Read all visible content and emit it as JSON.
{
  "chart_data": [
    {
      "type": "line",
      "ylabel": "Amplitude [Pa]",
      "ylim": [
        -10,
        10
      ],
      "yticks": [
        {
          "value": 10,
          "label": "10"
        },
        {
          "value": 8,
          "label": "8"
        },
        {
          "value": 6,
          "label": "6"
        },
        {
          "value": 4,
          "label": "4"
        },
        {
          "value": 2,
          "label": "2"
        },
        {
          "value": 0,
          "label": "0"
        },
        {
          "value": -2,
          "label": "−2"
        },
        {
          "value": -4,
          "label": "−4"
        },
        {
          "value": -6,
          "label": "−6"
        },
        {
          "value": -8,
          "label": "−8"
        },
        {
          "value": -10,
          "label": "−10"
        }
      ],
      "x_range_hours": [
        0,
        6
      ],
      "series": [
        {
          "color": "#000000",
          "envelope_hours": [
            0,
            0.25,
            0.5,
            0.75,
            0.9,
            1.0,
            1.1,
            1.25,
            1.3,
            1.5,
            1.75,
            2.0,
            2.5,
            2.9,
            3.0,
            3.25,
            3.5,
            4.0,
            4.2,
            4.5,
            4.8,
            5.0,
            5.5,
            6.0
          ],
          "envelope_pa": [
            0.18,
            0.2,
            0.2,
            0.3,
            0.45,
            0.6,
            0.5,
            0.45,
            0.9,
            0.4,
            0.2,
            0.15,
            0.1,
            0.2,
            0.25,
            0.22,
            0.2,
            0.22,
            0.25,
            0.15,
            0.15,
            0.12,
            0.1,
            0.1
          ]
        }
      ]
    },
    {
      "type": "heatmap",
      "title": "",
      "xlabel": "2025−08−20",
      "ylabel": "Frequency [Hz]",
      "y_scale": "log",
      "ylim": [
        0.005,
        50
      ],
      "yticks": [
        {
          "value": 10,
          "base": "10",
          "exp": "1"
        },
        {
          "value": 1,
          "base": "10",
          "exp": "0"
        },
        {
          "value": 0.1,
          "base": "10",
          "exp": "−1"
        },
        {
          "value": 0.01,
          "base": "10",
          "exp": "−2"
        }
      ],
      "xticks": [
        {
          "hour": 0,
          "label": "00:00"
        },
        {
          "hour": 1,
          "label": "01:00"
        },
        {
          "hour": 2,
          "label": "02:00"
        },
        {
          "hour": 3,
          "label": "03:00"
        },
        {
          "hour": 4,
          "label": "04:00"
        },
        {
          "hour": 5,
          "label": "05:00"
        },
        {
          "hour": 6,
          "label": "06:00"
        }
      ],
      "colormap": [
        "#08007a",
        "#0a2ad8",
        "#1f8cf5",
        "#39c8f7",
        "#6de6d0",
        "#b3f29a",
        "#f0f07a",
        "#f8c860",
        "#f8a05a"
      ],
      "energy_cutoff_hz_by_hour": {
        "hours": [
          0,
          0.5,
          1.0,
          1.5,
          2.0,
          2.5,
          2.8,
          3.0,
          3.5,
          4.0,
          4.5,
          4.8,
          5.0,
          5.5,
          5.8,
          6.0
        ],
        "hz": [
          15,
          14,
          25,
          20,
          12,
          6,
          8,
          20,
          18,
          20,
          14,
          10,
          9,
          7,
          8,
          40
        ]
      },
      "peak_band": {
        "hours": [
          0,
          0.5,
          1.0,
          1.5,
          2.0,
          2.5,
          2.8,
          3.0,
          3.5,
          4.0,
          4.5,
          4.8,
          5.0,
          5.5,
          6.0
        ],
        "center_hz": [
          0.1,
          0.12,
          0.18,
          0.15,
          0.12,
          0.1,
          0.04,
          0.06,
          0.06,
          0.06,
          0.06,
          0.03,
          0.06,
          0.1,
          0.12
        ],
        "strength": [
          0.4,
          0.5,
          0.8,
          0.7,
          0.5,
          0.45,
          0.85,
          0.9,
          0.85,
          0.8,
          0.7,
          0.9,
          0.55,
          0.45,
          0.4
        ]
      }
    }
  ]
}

* Set task *
Return all of the entries exactly as they were supplied.

* Exercise result *
Read all visible content and emit it as JSON.
{
  "chart_data": [
    {
      "type": "line",
      "ylabel": "Amplitude [Pa]",
      "ylim": [
        -10,
        10
      ],
      "yticks": [
        {
          "value": 10,
          "label": "10"
        },
        {
          "value": 8,
          "label": "8"
        },
        {
          "value": 6,
          "label": "6"
        },
        {
          "value": 4,
          "label": "4"
        },
        {
          "value": 2,
          "label": "2"
        },
        {
          "value": 0,
          "label": "0"
        },
        {
          "value": -2,
          "label": "−2"
        },
        {
          "value": -4,
          "label": "−4"
        },
        {
          "value": -6,
          "label": "−6"
        },
        {
          "value": -8,
          "label": "−8"
        },
        {
          "value": -10,
          "label": "−10"
        }
      ],
      "x_range_hours": [
        0,
        6
      ],
      "series": [
        {
          "color": "#000000",
          "envelope_hours": [
            0,
            0.25,
            0.5,
            0.75,
            0.9,
            1.0,
            1.1,
            1.25,
            1.3,
            1.5,
            1.75,
            2.0,
            2.5,
            2.9,
            3.0,
            3.25,
            3.5,
            4.0,
            4.2,
            4.5,
            4.8,
            5.0,
            5.5,
            6.0
          ],
          "envelope_pa": [
            0.18,
            0.2,
            0.2,
            0.3,
            0.45,
            0.6,
            0.5,
            0.45,
            0.9,
            0.4,
            0.2,
            0.15,
            0.1,
            0.2,
            0.25,
            0.22,
            0.2,
            0.22,
            0.25,
            0.15,
            0.15,
            0.12,
            0.1,
            0.1
          ]
        }
      ]
    },
    {
      "type": "heatmap",
      "title": "",
      "xlabel": "2025−08−20",
      "ylabel": "Frequency [Hz]",
      "y_scale": "log",
      "ylim": [
        0.005,
        50
      ],
      "yticks": [
        {
          "value": 10,
          "base": "10",
          "exp": "1"
        },
        {
          "value": 1,
          "base": "10",
          "exp": "0"
        },
        {
          "value": 0.1,
          "base": "10",
          "exp": "−1"
        },
        {
          "value": 0.01,
          "base": "10",
          "exp": "−2"
        }
      ],
      "xticks": [
        {
          "hour": 0,
          "label": "00:00"
        },
        {
          "hour": 1,
          "label": "01:00"
        },
        {
          "hour": 2,
          "label": "02:00"
        },
        {
          "hour": 3,
          "label": "03:00"
        },
        {
          "hour": 4,
          "label": "04:00"
        },
        {
          "hour": 5,
          "label": "05:00"
        },
        {
          "hour": 6,
          "label": "06:00"
        }
      ],
      "colormap": [
        "#08007a",
        "#0a2ad8",
        "#1f8cf5",
        "#39c8f7",
        "#6de6d0",
        "#b3f29a",
        "#f0f07a",
        "#f8c860",
        "#f8a05a"
      ],
      "energy_cutoff_hz_by_hour": {
        "hours": [
          0,
          0.5,
          1.0,
          1.5,
          2.0,
          2.5,
          2.8,
          3.0,
          3.5,
          4.0,
          4.5,
          4.8,
          5.0,
          5.5,
          5.8,
          6.0
        ],
        "hz": [
          15,
          14,
          25,
          20,
          12,
          6,
          8,
          20,
          18,
          20,
          14,
          10,
          9,
          7,
          8,
          40
        ]
      },
      "peak_band": {
        "hours": [
          0,
          0.5,
          1.0,
          1.5,
          2.0,
          2.5,
          2.8,
          3.0,
          3.5,
          4.0,
          4.5,
          4.8,
          5.0,
          5.5,
          6.0
        ],
        "center_hz": [
          0.1,
          0.12,
          0.18,
          0.15,
          0.12,
          0.1,
          0.04,
          0.06,
          0.06,
          0.06,
          0.06,
          0.03,
          0.06,
          0.1,
          0.12
        ],
        "strength": [
          0.4,
          0.5,
          0.8,
          0.7,
          0.5,
          0.45,
          0.85,
          0.9,
          0.85,
          0.8,
          0.7,
          0.9,
          0.55,
          0.45,
          0.4
        ]
      }
    }
  ]
}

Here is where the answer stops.